**RECORDS FOR THE TASK**.

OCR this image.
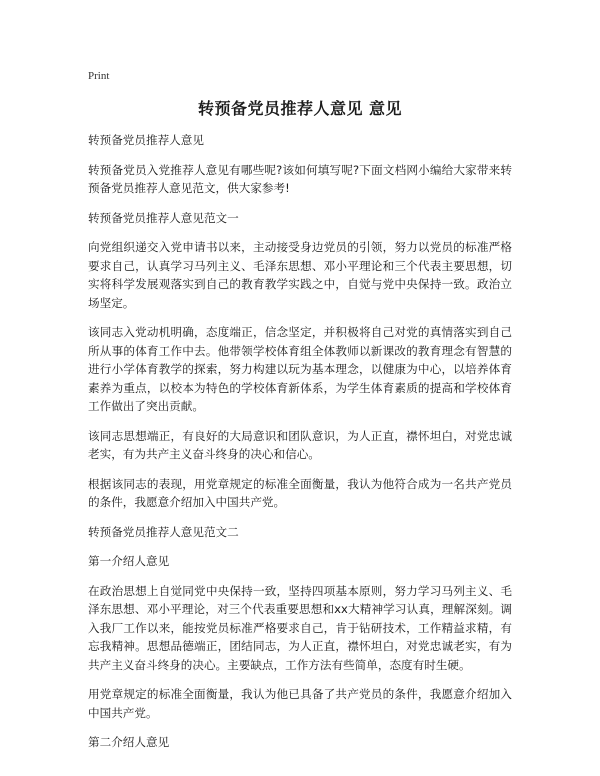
Print
转预备党员推荐人意见 意见

转预备党员推荐人意见

转预备党员入党推荐人意见有哪些呢?该如何填写呢?下面文档网小编给大家带来转预备党员推荐人意见范文，供大家参考!

转预备党员推荐人意见范文一

向党组织递交入党申请书以来，主动接受身边党员的引领，努力以党员的标准严格要求自己，认真学习马列主义、毛泽东思想、邓小平理论和三个代表主要思想，切实将科学发展观落实到自己的教育教学实践之中，自觉与党中央保持一致。政治立场坚定。

该同志入党动机明确，态度端正，信念坚定，并积极将自己对党的真情落实到自己所从事的体育工作中去。他带领学校体育组全体教师以新课改的教育理念有智慧的进行小学体育教学的探索，努力构建以玩为基本理念，以健康为中心，以培养体育素养为重点，以校本为特色的学校体育新体系，为学生体育素质的提高和学校体育工作做出了突出贡献。

该同志思想端正，有良好的大局意识和团队意识，为人正直，襟怀坦白，对党忠诚老实，有为共产主义奋斗终身的决心和信心。

根据该同志的表现，用党章规定的标准全面衡量，我认为他符合成为一名共产党员的条件，我愿意介绍加入中国共产党。

转预备党员推荐人意见范文二

第一介绍人意见

在政治思想上自觉同党中央保持一致，坚持四项基本原则，努力学习马列主义、毛泽东思想、邓小平理论，对三个代表重要思想和xx大精神学习认真，理解深刻。调入我厂工作以来，能按党员标准严格要求自己，肯于钻研技术，工作精益求精，有忘我精神。思想品德端正，团结同志，为人正直，襟怀坦白，对党忠诚老实，有为共产主义奋斗终身的决心。主要缺点，工作方法有些简单，态度有时生硬。

用党章规定的标准全面衡量，我认为他已具备了共产党员的条件，我愿意介绍加入中国共产党。

第二介绍人意见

**TASK TO CARRY OUT**.
Go through the listing above and quote it exactly, apart from its images.

**IN RESPONSE**.
OCR this image.
Print
转预备党员推荐人意见 意见

转预备党员推荐人意见

转预备党员入党推荐人意见有哪些呢?该如何填写呢?下面文档网小编给大家带来转预备党员推荐人意见范文，供大家参考!

转预备党员推荐人意见范文一

向党组织递交入党申请书以来，主动接受身边党员的引领，努力以党员的标准严格要求自己，认真学习马列主义、毛泽东思想、邓小平理论和三个代表主要思想，切实将科学发展观落实到自己的教育教学实践之中，自觉与党中央保持一致。政治立场坚定。

该同志入党动机明确，态度端正，信念坚定，并积极将自己对党的真情落实到自己所从事的体育工作中去。他带领学校体育组全体教师以新课改的教育理念有智慧的进行小学体育教学的探索，努力构建以玩为基本理念，以健康为中心，以培养体育素养为重点，以校本为特色的学校体育新体系，为学生体育素质的提高和学校体育工作做出了突出贡献。

该同志思想端正，有良好的大局意识和团队意识，为人正直，襟怀坦白，对党忠诚老实，有为共产主义奋斗终身的决心和信心。

根据该同志的表现，用党章规定的标准全面衡量，我认为他符合成为一名共产党员的条件，我愿意介绍加入中国共产党。

转预备党员推荐人意见范文二

第一介绍人意见

在政治思想上自觉同党中央保持一致，坚持四项基本原则，努力学习马列主义、毛泽东思想、邓小平理论，对三个代表重要思想和xx大精神学习认真，理解深刻。调入我厂工作以来，能按党员标准严格要求自己，肯于钻研技术，工作精益求精，有忘我精神。思想品德端正，团结同志，为人正直，襟怀坦白，对党忠诚老实，有为共产主义奋斗终身的决心。主要缺点，工作方法有些简单，态度有时生硬。

用党章规定的标准全面衡量，我认为他已具备了共产党员的条件，我愿意介绍加入中国共产党。

第二介绍人意见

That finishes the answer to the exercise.